▶ **Exercise materials**
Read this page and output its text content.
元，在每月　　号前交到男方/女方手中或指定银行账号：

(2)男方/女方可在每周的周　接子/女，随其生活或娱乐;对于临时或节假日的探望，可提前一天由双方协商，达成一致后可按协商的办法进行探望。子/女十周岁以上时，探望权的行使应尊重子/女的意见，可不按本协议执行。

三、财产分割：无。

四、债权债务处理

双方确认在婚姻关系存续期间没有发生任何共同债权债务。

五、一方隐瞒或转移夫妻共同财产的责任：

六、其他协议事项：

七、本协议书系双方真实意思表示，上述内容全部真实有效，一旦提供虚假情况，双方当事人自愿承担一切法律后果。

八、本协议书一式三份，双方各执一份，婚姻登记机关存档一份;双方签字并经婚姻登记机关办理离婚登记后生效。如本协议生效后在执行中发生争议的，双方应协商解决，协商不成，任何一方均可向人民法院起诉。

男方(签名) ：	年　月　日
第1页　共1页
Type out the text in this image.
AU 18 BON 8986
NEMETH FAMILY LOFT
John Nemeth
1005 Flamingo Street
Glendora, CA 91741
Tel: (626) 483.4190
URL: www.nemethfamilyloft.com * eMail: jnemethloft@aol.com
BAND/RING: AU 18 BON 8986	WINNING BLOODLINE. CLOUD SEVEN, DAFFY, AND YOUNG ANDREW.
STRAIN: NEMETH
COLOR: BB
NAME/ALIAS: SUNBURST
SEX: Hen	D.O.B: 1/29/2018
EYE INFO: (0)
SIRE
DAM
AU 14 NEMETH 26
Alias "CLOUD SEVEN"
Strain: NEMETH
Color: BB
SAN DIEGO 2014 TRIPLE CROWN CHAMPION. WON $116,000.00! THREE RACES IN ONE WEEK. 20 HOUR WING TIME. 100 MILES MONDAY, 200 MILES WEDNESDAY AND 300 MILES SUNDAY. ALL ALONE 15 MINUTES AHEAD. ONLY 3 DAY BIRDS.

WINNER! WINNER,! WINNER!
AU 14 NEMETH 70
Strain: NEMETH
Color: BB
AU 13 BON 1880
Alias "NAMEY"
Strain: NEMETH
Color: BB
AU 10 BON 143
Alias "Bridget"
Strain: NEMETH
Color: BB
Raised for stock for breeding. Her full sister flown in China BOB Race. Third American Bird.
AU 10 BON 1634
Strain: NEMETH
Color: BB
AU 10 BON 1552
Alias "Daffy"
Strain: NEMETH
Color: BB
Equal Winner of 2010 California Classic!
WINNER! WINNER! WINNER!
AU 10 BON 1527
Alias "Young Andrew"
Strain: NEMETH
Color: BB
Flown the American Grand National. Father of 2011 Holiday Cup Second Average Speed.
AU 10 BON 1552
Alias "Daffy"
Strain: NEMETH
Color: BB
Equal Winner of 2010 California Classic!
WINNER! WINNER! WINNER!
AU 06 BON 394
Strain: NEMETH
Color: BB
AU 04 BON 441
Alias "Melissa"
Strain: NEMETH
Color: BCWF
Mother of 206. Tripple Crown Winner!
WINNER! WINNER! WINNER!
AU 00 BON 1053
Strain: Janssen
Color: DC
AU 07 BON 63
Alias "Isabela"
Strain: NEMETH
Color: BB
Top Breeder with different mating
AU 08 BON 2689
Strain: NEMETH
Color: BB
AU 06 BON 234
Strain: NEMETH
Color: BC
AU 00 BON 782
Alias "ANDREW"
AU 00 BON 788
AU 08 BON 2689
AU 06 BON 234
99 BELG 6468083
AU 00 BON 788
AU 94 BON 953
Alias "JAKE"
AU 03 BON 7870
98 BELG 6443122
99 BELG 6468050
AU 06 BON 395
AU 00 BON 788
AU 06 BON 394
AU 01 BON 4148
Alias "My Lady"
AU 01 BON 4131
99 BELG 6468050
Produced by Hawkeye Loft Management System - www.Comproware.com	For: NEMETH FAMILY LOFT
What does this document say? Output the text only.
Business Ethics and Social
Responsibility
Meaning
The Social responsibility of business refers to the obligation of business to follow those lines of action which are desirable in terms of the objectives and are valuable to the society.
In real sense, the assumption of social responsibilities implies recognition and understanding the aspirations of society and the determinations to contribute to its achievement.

▶ **Aim**
Extract the entries above verbatim.

▶ **Result of the task**
Read this page and output its text content.
元，在每月　　号前交到男方/女方手中或指定银行账号：

(2)男方/女方可在每周的周　接子/女，随其生活或娱乐;对于临时或节假日的探望，可提前一天由双方协商，达成一致后可按协商的办法进行探望。子/女十周岁以上时，探望权的行使应尊重子/女的意见，可不按本协议执行。

三、财产分割：无。

四、债权债务处理

双方确认在婚姻关系存续期间没有发生任何共同债权债务。

五、一方隐瞒或转移夫妻共同财产的责任：

六、其他协议事项：

七、本协议书系双方真实意思表示，上述内容全部真实有效，一旦提供虚假情况，双方当事人自愿承担一切法律后果。

八、本协议书一式三份，双方各执一份，婚姻登记机关存档一份;双方签字并经婚姻登记机关办理离婚登记后生效。如本协议生效后在执行中发生争议的，双方应协商解决，协商不成，任何一方均可向人民法院起诉。

男方(签名) ：	年　月　日
第1页　共1页
Type out the text in this image.
AU 18 BON 8986
NEMETH FAMILY LOFT
John Nemeth
1005 Flamingo Street
Glendora, CA 91741
Tel: (626) 483.4190
URL: www.nemethfamilyloft.com * eMail: jnemethloft@aol.com
BAND/RING: AU 18 BON 8986	WINNING BLOODLINE. CLOUD SEVEN, DAFFY, AND YOUNG ANDREW.
STRAIN: NEMETH
COLOR: BB
NAME/ALIAS: SUNBURST
SEX: Hen	D.O.B: 1/29/2018
EYE INFO: (0)
SIRE
DAM
AU 14 NEMETH 26
Alias "CLOUD SEVEN"
Strain: NEMETH
Color: BB
SAN DIEGO 2014 TRIPLE CROWN CHAMPION. WON $116,000.00! THREE RACES IN ONE WEEK. 20 HOUR WING TIME. 100 MILES MONDAY, 200 MILES WEDNESDAY AND 300 MILES SUNDAY. ALL ALONE 15 MINUTES AHEAD. ONLY 3 DAY BIRDS.

WINNER! WINNER,! WINNER!
AU 14 NEMETH 70
Strain: NEMETH
Color: BB
AU 13 BON 1880
Alias "NAMEY"
Strain: NEMETH
Color: BB
AU 10 BON 143
Alias "Bridget"
Strain: NEMETH
Color: BB
Raised for stock for breeding. Her full sister flown in China BOB Race. Third American Bird.
AU 10 BON 1634
Strain: NEMETH
Color: BB
AU 10 BON 1552
Alias "Daffy"
Strain: NEMETH
Color: BB
Equal Winner of 2010 California Classic!
WINNER! WINNER! WINNER!
AU 10 BON 1527
Alias "Young Andrew"
Strain: NEMETH
Color: BB
Flown the American Grand National. Father of 2011 Holiday Cup Second Average Speed.
AU 10 BON 1552
Alias "Daffy"
Strain: NEMETH
Color: BB
Equal Winner of 2010 California Classic!
WINNER! WINNER! WINNER!
AU 06 BON 394
Strain: NEMETH
Color: BB
AU 04 BON 441
Alias "Melissa"
Strain: NEMETH
Color: BCWF
Mother of 206. Tripple Crown Winner!
WINNER! WINNER! WINNER!
AU 00 BON 1053
Strain: Janssen
Color: DC
AU 07 BON 63
Alias "Isabela"
Strain: NEMETH
Color: BB
Top Breeder with different mating
AU 08 BON 2689
Strain: NEMETH
Color: BB
AU 06 BON 234
Strain: NEMETH
Color: BC
AU 00 BON 782
Alias "ANDREW"
AU 00 BON 788
AU 08 BON 2689
AU 06 BON 234
99 BELG 6468083
AU 00 BON 788
AU 94 BON 953
Alias "JAKE"
AU 03 BON 7870
98 BELG 6443122
99 BELG 6468050
AU 06 BON 395
AU 00 BON 788
AU 06 BON 394
AU 01 BON 4148
Alias "My Lady"
AU 01 BON 4131
99 BELG 6468050
Produced by Hawkeye Loft Management System - www.Comproware.com	For: NEMETH FAMILY LOFT
What does this document say? Output the text only.
Business Ethics and Social
Responsibility
Meaning
The Social responsibility of business refers to the obligation of business to follow those lines of action which are desirable in terms of the objectives and are valuable to the society.
In real sense, the assumption of social responsibilities implies recognition and understanding the aspirations of society and the determinations to contribute to its achievement.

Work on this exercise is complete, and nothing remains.